**Given task**
Of the lines in this material, how many contain "color"? Answer with a single number only.

**Supplied material**
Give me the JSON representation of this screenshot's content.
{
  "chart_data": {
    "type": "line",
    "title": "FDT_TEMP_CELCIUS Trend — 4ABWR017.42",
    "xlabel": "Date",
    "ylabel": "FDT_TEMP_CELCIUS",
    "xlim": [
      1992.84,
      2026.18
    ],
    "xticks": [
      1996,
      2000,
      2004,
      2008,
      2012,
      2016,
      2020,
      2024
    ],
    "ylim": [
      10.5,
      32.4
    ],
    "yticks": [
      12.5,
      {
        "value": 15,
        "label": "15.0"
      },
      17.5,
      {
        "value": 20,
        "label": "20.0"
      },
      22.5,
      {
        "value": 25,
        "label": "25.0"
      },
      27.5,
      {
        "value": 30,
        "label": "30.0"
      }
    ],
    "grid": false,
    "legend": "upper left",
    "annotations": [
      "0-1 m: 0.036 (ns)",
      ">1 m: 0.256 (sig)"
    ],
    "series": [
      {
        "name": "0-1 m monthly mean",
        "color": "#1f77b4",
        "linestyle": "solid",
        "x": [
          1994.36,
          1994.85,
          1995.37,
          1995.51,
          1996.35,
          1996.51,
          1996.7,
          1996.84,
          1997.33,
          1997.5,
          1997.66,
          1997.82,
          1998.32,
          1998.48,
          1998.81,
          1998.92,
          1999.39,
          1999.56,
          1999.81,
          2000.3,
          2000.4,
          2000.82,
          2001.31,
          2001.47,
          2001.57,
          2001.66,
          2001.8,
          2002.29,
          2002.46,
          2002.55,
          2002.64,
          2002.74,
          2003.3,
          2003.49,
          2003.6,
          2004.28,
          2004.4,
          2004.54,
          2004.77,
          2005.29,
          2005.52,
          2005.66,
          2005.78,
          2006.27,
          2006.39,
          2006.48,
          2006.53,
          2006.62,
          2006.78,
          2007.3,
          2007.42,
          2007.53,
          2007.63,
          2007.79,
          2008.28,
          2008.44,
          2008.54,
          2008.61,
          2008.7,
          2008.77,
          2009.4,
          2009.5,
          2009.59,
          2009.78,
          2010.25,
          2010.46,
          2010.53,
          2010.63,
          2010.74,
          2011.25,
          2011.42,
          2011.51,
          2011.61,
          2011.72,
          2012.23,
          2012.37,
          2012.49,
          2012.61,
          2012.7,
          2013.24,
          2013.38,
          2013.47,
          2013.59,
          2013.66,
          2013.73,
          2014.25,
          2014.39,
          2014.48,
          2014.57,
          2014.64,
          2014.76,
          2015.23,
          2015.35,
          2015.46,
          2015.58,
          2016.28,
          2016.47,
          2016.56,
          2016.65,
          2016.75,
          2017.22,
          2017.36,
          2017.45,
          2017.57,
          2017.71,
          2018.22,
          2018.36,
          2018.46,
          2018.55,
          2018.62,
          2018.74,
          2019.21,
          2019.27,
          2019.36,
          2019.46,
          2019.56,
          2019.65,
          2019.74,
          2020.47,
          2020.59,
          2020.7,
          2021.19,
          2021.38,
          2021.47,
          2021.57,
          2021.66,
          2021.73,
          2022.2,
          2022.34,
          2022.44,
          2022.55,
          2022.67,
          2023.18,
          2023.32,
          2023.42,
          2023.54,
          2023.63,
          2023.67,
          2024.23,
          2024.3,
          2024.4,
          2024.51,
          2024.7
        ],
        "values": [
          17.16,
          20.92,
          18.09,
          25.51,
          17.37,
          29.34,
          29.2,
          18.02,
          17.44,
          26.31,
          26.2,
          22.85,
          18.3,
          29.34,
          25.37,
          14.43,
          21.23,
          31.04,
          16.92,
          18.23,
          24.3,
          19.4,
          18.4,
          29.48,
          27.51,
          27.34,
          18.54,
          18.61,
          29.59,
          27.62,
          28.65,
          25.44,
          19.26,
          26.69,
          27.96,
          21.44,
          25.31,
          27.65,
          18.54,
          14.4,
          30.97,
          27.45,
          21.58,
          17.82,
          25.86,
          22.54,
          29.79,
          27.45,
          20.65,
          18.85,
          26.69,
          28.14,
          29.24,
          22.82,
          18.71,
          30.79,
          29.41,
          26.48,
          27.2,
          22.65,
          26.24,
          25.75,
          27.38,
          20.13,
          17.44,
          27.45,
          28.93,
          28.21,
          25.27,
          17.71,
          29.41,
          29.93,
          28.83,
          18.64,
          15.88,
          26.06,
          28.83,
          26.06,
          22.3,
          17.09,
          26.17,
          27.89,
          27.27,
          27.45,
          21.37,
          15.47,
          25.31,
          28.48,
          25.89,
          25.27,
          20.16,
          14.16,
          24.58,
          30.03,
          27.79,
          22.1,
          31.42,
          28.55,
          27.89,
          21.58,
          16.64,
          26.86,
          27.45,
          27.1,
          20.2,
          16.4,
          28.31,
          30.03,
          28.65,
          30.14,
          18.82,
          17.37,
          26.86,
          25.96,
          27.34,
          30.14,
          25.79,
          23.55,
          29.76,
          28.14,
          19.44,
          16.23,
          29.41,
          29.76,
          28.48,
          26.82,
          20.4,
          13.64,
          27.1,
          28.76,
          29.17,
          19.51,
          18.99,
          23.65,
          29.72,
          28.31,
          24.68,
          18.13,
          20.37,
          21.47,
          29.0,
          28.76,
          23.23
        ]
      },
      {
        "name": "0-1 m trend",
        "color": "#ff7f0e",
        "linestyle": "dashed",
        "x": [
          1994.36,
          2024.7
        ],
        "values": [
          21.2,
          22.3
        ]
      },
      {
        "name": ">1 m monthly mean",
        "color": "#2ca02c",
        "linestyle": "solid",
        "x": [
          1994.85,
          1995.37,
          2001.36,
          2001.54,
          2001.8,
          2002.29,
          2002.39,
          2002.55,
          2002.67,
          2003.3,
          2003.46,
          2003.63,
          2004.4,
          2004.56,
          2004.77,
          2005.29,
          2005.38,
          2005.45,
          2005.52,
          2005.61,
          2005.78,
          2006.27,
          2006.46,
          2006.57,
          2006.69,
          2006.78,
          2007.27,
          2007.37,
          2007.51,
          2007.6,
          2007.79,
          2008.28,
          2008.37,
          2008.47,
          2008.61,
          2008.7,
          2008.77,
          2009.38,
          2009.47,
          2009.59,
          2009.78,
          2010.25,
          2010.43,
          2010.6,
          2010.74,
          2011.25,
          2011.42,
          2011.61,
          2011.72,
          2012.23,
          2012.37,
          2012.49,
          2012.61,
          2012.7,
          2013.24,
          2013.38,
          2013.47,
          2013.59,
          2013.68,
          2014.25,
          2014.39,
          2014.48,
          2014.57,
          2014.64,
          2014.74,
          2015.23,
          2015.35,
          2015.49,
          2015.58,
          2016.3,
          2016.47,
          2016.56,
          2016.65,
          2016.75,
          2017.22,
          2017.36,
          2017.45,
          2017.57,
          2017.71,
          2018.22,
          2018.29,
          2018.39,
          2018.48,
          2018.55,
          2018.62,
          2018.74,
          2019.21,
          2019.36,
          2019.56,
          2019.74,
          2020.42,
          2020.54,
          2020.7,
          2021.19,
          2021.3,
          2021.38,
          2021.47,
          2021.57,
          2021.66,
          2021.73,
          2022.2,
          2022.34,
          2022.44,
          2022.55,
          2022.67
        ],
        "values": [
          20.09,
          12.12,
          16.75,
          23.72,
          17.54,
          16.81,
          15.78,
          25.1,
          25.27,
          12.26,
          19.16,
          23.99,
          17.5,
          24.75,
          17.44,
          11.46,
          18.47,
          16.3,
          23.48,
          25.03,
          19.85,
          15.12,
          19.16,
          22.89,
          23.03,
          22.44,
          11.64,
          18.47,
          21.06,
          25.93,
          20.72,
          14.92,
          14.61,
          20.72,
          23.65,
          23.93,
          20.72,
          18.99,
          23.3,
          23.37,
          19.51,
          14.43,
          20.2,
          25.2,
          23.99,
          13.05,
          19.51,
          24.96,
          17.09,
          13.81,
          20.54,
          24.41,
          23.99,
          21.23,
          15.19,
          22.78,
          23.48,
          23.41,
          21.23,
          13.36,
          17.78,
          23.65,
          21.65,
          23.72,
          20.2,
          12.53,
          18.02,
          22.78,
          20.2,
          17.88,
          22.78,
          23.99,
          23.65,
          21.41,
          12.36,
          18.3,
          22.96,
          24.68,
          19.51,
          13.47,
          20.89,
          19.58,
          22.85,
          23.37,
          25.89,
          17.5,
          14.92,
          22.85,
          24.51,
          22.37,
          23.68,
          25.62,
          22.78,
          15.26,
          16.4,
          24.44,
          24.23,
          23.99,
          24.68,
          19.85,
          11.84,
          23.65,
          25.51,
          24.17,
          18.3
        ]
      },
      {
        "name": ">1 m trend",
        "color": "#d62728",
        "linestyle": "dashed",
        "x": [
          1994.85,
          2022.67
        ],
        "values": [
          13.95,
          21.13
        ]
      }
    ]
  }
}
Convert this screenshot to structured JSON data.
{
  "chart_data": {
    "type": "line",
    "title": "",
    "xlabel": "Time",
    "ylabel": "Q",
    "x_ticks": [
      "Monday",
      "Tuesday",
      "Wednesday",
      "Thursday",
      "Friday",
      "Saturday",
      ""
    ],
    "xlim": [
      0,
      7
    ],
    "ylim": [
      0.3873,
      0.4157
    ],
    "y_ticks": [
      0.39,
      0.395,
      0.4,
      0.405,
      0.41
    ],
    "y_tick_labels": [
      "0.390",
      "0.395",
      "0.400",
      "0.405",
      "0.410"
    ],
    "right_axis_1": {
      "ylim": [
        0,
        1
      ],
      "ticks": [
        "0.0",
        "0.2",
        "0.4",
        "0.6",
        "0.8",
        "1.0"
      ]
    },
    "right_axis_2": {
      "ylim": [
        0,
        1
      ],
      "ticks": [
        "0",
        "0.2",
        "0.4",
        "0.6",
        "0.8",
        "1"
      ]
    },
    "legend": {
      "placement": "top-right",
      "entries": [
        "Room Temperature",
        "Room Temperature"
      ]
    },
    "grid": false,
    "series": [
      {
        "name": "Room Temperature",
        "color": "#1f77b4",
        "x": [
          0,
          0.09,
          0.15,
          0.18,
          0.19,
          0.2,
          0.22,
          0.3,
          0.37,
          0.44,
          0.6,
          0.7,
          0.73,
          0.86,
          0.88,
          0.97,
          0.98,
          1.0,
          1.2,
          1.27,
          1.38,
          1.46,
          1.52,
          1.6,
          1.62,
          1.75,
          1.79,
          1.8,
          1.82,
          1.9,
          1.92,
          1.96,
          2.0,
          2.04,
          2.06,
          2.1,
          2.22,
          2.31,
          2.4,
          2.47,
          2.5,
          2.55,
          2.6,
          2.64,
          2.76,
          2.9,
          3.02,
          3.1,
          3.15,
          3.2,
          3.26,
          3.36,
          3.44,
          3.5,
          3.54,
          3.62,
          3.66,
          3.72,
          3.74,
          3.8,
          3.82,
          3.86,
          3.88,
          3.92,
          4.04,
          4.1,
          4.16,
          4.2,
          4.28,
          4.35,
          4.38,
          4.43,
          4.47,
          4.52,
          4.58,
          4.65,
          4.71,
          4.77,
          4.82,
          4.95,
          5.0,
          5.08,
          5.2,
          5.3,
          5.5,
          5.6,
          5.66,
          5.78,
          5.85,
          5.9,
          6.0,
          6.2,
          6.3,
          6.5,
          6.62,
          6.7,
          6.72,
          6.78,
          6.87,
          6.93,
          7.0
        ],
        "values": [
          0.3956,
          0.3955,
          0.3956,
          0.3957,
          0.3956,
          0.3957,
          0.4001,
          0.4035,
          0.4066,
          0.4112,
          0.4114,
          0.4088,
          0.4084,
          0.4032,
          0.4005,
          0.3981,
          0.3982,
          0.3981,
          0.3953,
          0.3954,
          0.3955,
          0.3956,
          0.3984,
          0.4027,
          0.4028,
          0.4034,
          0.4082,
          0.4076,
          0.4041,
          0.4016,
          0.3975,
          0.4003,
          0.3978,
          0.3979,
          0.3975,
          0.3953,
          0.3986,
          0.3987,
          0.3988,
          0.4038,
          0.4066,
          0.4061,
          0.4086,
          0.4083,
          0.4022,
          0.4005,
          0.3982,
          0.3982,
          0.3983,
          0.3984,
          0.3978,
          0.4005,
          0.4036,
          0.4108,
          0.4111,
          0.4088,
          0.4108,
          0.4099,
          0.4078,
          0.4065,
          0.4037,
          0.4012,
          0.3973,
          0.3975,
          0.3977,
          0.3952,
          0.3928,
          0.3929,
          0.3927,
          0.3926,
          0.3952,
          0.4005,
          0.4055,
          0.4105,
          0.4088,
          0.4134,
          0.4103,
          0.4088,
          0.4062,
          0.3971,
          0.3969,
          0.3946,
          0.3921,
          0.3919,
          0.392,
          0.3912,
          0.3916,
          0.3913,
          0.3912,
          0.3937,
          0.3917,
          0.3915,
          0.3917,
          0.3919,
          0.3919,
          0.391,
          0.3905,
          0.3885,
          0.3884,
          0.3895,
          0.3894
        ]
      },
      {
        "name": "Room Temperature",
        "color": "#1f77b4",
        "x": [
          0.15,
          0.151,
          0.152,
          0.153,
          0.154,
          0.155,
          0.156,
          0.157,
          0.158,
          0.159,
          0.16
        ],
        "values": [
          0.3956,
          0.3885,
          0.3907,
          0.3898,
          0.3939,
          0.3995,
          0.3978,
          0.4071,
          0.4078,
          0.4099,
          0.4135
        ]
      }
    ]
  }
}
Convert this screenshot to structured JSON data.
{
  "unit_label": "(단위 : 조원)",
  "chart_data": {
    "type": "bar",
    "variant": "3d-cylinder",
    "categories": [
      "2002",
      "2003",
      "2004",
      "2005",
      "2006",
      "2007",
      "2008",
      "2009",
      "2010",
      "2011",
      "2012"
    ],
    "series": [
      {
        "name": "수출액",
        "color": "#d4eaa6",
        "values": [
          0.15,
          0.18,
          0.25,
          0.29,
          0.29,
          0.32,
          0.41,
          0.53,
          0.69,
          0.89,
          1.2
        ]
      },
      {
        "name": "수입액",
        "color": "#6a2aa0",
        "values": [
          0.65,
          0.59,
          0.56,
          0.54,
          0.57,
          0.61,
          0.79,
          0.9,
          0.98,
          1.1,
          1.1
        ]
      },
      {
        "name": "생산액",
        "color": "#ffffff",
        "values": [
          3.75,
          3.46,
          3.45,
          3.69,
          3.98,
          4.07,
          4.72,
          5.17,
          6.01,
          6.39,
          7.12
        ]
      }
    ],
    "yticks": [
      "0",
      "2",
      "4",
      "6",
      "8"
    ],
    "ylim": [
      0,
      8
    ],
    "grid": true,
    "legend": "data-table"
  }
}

**Result of this exercise**
9